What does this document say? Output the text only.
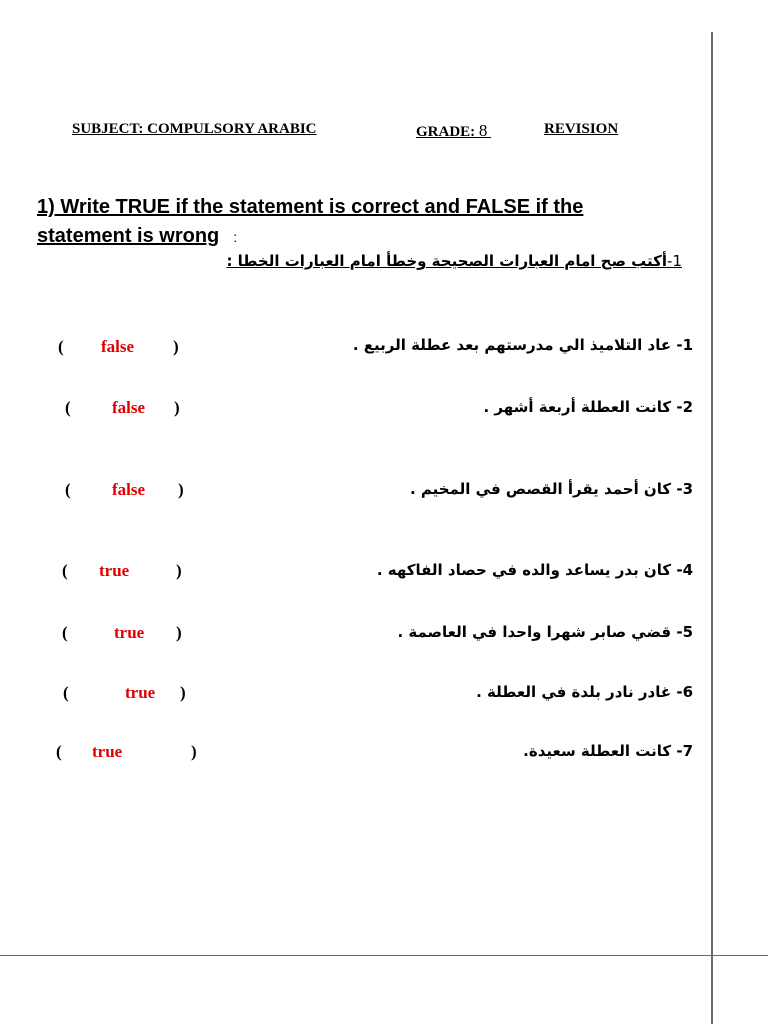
SUBJECT: COMPULSORY ARABIC	GRADE: 8	REVISION
1) Write TRUE if the statement is correct and FALSE if the
statement is wrong :
1-أكتب صح امام العبارات الصحيحة وخطأ امام العبارات الخطا :
1- عاد التلاميذ الي مدرستهم بعد عطلة الربيع .
( false )
2- كانت العطلة أربعة أشهر .
( false )
3- كان أحمد يقرأ القصص في المخيم .
( false )
4- كان بدر يساعد والده في حصاد الفاكهه .
( true	)
5- قضي صابر شهرا واحدا في العاصمة .
(	true )
6- غادر نادر بلدة في العطلة .
(	true )
7- كانت العطلة سعيدة.
( true	)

● GOAL: Take the entries shown above and quote them verbatim, passing over the pictures.

● EXERCISE RESULT:
What does this document say? Output the text only.
SUBJECT: COMPULSORY ARABIC	GRADE: 8	REVISION
1) Write TRUE if the statement is correct and FALSE if the
statement is wrong :
1-أكتب صح امام العبارات الصحيحة وخطأ امام العبارات الخطا :
1- عاد التلاميذ الي مدرستهم بعد عطلة الربيع .
( false )
2- كانت العطلة أربعة أشهر .
( false )
3- كان أحمد يقرأ القصص في المخيم .
( false )
4- كان بدر يساعد والده في حصاد الفاكهه .
( true	)
5- قضي صابر شهرا واحدا في العاصمة .
(	true )
6- غادر نادر بلدة في العطلة .
(	true )
7- كانت العطلة سعيدة.
( true	)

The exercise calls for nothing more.